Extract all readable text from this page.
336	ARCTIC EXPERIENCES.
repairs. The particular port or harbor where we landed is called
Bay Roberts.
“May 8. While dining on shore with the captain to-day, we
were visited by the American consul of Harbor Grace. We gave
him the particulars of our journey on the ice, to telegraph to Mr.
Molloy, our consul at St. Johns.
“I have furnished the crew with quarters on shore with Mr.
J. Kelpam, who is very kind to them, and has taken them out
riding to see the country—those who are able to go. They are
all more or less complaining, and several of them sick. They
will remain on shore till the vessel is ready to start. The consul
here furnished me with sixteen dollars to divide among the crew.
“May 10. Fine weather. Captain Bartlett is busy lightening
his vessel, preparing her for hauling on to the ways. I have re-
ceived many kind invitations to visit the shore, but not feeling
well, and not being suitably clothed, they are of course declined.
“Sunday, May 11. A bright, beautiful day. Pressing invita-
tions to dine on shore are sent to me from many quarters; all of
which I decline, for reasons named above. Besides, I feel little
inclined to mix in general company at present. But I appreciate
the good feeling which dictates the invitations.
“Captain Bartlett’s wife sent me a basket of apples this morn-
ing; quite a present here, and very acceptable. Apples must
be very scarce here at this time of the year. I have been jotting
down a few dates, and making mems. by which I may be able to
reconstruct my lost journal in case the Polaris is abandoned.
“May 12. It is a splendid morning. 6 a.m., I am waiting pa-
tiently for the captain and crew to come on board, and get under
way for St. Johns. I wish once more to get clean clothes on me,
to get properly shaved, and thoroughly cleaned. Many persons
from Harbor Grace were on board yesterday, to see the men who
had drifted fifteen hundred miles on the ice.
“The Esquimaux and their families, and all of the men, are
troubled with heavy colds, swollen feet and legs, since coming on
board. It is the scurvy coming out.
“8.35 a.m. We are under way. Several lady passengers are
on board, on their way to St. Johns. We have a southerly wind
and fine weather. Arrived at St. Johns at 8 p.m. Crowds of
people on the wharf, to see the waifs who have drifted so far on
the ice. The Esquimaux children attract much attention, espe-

================================

#### [THE REQUEST]
Take each line containing the string "weather" and copy it out.

#### [ANSWER BELOW]
“May 10. Fine weather. Captain Bartlett is busy lightening
and fine weather. Arrived at St. Johns at 8 p.m. Crowds of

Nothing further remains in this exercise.